OBJECTIVE: Your task is to copy every line of the entries that contains "scaled".

(Data entries)
## BEGIN

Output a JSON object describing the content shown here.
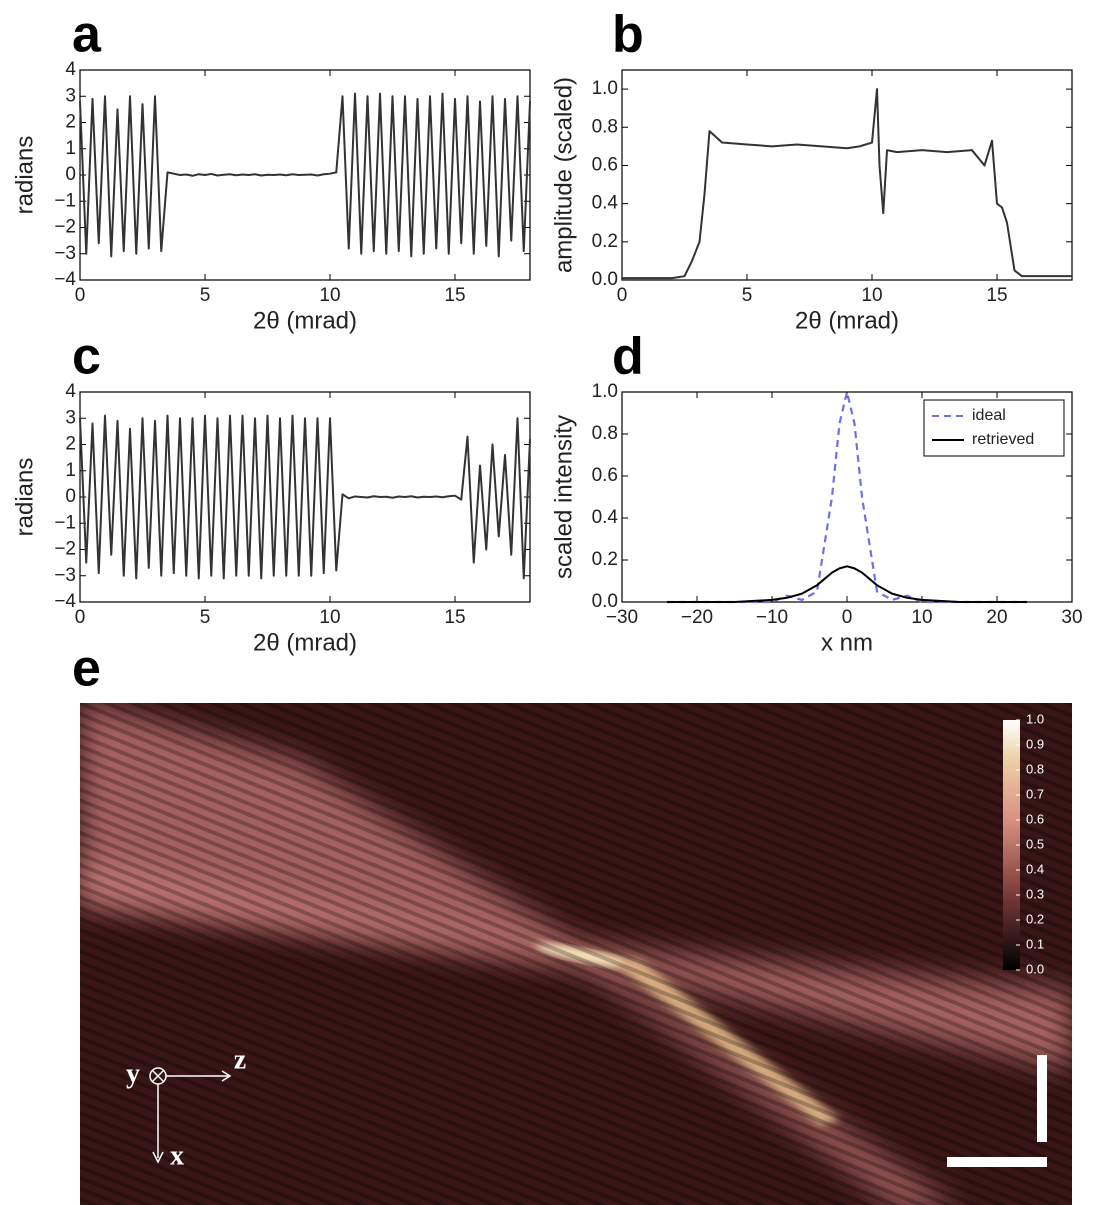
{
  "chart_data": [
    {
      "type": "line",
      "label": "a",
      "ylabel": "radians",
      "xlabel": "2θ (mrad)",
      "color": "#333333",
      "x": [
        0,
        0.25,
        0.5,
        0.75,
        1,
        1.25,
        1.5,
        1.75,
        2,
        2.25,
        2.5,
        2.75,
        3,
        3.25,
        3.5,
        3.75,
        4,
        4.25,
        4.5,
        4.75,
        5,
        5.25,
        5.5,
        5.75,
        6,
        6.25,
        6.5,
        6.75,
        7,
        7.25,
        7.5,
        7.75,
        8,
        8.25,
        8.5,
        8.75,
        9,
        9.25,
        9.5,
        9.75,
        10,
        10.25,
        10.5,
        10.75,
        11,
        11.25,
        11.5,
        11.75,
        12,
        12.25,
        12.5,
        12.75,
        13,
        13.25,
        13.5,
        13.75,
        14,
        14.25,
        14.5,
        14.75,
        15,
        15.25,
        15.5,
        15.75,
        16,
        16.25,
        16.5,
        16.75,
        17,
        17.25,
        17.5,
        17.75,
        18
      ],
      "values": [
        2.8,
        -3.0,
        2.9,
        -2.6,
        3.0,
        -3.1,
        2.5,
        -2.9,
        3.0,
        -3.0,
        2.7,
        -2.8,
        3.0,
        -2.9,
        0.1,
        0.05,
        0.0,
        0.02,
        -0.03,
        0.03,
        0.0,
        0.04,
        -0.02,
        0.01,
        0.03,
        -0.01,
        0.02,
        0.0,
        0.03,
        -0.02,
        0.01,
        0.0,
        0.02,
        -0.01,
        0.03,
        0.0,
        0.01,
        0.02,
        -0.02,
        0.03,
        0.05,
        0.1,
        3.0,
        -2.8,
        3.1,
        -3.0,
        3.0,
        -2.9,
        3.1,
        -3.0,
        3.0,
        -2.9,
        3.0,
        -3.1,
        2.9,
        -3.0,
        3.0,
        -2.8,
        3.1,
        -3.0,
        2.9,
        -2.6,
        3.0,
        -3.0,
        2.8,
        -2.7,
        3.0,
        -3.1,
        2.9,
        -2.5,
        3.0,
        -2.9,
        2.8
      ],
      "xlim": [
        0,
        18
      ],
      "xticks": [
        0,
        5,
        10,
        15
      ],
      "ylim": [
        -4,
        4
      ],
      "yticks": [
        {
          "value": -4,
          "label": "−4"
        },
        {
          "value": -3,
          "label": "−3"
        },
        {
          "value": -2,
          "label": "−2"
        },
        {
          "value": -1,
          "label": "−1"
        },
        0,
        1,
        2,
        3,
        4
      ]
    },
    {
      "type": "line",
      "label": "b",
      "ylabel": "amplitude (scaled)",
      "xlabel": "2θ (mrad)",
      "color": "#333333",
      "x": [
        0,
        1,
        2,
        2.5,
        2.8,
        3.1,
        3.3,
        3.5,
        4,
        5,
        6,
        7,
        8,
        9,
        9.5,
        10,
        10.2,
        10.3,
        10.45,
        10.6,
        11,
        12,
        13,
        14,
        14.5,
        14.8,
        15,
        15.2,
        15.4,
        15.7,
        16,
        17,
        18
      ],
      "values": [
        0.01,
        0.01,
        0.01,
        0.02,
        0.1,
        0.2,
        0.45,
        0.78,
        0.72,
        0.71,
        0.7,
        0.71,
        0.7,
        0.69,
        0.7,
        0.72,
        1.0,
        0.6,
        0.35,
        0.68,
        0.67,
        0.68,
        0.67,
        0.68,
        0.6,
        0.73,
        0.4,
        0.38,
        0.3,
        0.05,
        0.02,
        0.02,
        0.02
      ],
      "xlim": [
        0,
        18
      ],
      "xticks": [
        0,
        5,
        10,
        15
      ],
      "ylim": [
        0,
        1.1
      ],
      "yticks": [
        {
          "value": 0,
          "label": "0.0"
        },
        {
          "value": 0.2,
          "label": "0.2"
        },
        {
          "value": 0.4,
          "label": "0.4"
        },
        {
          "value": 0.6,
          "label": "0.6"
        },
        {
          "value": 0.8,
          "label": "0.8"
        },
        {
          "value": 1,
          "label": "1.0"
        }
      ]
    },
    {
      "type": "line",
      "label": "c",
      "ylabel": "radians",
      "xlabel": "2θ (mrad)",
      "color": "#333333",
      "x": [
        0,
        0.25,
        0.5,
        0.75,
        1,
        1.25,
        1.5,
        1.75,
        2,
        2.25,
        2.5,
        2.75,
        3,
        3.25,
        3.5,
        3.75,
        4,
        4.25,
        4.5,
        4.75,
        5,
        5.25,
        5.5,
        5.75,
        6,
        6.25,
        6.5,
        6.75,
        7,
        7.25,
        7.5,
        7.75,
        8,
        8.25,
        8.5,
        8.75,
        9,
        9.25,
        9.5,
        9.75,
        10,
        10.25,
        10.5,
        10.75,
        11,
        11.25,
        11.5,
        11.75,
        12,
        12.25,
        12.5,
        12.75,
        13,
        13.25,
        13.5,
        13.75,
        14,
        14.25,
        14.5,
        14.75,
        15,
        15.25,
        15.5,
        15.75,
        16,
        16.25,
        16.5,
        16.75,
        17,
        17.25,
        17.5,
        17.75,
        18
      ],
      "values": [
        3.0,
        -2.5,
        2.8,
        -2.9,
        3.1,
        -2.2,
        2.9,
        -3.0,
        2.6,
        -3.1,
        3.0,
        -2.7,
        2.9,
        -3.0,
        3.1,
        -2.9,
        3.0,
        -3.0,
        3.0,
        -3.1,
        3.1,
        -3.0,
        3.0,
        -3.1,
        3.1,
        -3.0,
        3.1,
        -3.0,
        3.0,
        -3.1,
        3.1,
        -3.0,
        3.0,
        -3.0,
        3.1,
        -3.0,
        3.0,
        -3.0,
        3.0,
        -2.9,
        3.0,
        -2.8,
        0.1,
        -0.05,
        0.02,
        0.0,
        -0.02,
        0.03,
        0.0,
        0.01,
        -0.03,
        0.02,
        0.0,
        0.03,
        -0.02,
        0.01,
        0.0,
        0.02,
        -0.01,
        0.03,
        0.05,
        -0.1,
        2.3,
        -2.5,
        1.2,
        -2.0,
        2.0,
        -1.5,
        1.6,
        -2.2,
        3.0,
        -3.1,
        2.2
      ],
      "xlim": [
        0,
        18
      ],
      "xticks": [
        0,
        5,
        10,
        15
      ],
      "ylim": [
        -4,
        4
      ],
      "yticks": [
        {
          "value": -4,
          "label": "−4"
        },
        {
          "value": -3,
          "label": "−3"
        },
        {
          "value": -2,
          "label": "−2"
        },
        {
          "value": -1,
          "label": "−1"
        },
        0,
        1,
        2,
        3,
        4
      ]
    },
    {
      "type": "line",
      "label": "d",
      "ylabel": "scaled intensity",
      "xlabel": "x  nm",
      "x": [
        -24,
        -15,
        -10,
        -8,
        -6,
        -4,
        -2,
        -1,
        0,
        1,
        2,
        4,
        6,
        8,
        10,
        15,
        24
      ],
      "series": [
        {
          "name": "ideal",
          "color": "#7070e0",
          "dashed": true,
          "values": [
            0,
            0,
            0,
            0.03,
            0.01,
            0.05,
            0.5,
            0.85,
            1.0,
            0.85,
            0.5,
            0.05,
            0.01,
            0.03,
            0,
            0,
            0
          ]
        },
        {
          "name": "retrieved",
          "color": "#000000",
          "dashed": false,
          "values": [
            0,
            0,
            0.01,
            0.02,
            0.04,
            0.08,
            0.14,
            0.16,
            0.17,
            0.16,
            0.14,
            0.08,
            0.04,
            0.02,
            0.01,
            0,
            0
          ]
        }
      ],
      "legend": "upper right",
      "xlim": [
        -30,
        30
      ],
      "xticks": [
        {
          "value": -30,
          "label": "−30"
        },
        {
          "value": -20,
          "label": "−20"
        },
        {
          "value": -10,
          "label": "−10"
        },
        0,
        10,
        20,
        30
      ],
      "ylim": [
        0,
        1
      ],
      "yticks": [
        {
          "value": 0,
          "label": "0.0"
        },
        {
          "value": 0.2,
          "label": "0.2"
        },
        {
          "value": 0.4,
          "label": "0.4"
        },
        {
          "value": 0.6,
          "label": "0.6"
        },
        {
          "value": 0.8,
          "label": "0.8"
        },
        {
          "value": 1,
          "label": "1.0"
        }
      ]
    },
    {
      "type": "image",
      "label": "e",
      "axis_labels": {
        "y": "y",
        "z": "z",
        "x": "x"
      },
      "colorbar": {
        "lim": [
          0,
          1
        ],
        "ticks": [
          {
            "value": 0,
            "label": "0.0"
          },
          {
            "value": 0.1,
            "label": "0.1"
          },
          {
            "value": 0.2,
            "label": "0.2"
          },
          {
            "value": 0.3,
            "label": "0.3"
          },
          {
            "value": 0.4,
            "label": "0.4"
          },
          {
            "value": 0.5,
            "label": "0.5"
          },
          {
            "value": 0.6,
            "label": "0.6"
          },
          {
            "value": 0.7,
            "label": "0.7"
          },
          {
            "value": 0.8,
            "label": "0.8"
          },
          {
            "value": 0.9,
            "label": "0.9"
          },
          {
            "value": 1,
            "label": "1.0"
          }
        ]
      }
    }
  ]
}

## END

SOLUTION:
      "ylabel": "amplitude (scaled)",
      "ylabel": "scaled intensity",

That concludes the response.